==== Material ====

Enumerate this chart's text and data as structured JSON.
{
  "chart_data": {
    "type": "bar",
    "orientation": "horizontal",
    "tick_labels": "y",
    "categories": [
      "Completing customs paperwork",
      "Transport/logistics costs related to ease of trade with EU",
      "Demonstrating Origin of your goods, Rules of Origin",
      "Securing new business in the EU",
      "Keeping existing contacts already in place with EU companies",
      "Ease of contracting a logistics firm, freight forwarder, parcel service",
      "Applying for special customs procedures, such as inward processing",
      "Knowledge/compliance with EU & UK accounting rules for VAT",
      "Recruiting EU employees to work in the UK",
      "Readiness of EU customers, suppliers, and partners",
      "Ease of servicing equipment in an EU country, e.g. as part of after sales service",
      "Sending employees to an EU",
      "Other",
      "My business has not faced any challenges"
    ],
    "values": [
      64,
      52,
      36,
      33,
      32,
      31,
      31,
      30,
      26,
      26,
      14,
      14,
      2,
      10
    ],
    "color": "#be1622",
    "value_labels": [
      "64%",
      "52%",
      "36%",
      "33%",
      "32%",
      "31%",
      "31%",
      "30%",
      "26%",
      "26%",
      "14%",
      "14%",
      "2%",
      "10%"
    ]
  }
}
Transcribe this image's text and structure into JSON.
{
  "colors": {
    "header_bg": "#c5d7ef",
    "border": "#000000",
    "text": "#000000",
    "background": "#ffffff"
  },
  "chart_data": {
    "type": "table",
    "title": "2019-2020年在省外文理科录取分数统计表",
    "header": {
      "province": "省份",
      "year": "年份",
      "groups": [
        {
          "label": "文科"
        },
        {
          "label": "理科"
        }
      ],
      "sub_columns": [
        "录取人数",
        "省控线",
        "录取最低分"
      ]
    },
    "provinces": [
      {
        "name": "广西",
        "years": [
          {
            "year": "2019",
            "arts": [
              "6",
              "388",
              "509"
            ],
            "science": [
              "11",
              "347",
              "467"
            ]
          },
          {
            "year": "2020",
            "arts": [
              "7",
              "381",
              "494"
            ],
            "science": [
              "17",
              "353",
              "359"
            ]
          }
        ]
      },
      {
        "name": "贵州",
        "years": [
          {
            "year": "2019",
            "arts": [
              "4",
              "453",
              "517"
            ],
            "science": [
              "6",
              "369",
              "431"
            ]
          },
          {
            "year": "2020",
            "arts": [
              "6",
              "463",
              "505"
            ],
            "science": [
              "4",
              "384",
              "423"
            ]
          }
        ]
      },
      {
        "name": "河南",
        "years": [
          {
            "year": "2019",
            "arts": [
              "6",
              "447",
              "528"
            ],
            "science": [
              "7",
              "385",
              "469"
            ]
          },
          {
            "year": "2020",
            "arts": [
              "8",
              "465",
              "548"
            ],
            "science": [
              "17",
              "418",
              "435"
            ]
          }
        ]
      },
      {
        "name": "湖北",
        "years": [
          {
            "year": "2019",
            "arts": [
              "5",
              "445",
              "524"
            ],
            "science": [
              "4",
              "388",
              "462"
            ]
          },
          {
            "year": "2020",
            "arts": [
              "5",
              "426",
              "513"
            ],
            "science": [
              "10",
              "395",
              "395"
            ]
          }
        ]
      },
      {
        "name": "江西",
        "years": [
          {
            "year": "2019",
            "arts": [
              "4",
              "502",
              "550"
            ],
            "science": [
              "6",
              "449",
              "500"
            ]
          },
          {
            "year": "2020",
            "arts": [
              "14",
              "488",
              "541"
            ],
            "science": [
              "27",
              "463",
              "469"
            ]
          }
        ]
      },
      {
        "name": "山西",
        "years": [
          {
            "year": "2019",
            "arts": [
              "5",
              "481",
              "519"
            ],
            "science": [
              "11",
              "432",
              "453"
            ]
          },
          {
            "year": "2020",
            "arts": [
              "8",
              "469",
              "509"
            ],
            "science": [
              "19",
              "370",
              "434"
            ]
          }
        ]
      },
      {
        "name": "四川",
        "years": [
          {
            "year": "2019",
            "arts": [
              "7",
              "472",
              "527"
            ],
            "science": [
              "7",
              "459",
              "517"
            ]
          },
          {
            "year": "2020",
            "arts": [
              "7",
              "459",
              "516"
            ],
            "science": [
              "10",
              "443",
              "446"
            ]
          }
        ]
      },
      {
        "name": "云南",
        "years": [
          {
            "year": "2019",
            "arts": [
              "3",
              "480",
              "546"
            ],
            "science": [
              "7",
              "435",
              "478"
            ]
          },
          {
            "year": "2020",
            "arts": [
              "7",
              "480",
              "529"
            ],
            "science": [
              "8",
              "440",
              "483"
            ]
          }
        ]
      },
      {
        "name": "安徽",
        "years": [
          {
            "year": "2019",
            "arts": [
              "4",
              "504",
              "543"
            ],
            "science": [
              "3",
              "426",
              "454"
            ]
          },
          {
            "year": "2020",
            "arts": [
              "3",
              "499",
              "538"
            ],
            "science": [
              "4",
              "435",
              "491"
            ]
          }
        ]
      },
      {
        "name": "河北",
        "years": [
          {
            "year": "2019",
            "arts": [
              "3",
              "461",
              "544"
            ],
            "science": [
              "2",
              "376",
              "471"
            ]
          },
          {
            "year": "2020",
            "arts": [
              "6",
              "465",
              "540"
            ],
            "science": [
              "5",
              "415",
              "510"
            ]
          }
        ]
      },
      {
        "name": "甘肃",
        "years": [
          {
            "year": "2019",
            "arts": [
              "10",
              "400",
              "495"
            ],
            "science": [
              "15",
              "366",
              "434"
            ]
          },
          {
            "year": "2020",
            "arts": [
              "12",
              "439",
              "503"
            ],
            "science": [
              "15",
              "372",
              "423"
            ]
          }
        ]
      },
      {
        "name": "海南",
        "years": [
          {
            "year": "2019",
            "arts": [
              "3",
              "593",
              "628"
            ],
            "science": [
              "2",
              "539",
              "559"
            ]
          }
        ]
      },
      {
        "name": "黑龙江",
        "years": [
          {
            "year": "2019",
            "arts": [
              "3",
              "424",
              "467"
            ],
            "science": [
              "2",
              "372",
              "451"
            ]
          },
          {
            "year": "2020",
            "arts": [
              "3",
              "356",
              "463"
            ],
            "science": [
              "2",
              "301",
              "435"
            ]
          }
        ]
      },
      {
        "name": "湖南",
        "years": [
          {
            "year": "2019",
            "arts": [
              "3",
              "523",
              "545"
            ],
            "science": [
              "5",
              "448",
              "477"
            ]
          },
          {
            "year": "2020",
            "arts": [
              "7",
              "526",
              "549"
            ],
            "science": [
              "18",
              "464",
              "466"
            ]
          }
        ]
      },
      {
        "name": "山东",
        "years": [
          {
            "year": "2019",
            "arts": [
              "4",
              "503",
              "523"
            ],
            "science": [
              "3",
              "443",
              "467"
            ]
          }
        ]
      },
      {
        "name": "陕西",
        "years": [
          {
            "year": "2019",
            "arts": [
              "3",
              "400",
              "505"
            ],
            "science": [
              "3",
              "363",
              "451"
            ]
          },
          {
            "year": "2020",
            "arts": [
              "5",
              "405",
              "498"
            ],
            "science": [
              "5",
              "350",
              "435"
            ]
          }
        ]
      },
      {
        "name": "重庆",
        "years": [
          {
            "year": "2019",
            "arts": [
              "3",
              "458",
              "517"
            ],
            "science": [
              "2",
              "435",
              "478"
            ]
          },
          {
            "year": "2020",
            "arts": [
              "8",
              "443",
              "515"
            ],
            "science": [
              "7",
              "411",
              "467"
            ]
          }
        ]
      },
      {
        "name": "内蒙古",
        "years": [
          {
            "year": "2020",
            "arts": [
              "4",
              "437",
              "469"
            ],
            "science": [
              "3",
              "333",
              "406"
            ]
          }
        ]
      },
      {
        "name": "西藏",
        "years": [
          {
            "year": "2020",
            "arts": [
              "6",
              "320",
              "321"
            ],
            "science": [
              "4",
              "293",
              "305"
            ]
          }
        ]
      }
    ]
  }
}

====

▶ _Stated task_
Copy all lines from the material that hold "with".

▶ _Written solution_
      "Transport/logistics costs related to ease of trade with EU",
      "Keeping existing contacts already in place with EU companies",
      "Knowledge/compliance with EU & UK accounting rules for VAT",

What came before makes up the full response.